> Requirement:
Rewrite the material starting with the line containing "Segment this screenshot: for" and going on through the line containing "sender-avatar[interactable] xyxy=(12,565,46,599)", swapping every "xyxy" for "bbox" and leaving everything else unchanged. Leave the pictures out of your answer.

> Source material:

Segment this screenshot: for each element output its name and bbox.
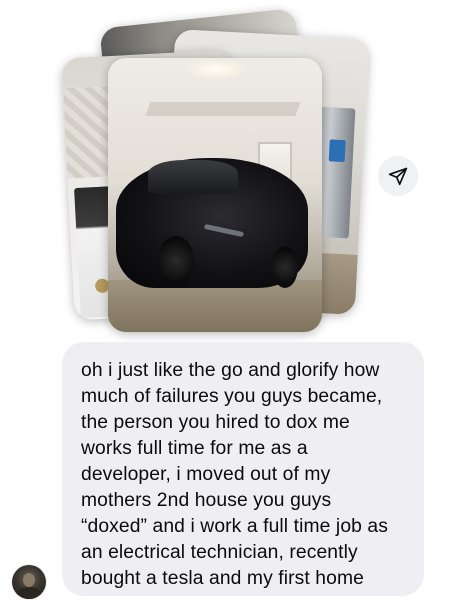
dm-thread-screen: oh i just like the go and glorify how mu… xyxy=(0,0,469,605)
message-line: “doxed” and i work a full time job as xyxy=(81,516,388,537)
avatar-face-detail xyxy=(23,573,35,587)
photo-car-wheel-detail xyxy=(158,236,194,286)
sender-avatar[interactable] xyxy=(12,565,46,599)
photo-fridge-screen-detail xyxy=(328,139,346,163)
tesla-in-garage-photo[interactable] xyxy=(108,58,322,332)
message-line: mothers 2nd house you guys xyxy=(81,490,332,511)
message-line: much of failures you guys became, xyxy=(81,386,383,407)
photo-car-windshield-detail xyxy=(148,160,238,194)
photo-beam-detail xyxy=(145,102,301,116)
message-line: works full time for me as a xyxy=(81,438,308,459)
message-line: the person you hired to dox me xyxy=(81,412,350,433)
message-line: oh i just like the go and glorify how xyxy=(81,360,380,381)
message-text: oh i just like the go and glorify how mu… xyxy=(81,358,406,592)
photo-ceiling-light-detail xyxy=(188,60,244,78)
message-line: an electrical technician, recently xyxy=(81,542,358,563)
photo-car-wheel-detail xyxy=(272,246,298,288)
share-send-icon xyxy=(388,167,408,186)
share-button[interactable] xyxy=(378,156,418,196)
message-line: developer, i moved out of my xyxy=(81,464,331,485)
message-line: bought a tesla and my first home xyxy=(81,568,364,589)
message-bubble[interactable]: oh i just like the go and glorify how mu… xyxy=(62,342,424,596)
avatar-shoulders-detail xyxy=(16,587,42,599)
---
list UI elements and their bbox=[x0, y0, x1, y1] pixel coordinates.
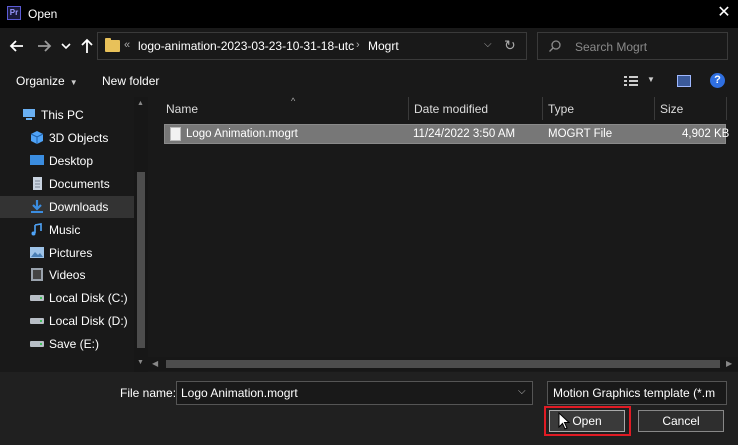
--
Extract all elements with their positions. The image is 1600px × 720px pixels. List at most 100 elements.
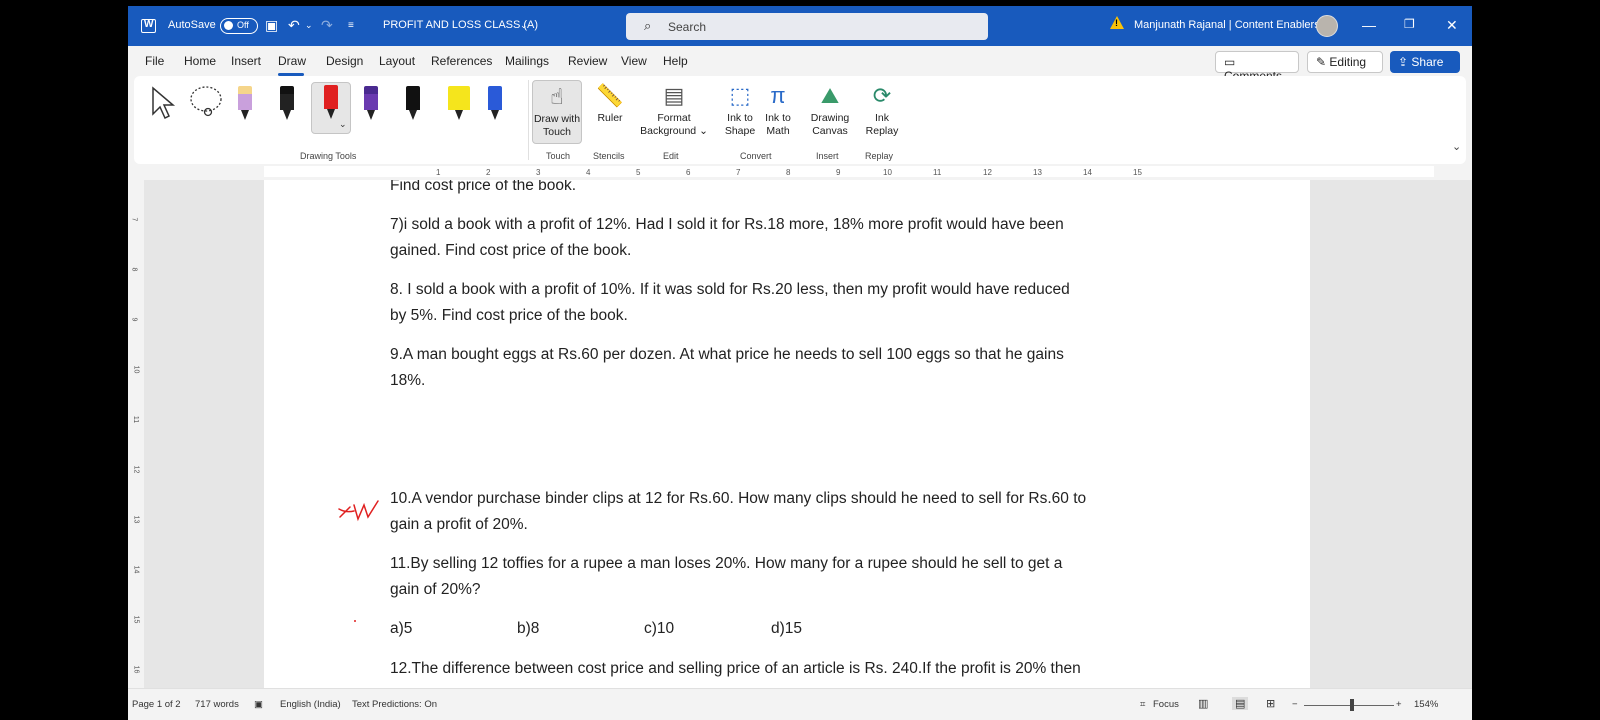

> Completed task:
Segment this screenshot: for each element output its name and bbox.
dm-thread-screen: oh i just like the go and glorify how mu… bbox=(0,0,469,605)
message-line: “doxed” and i work a full time job as bbox=(81,516,388,537)
avatar-face-detail bbox=(23,573,35,587)
photo-car-wheel-detail bbox=(158,236,194,286)
sender-avatar[interactable] bbox=(12,565,46,599)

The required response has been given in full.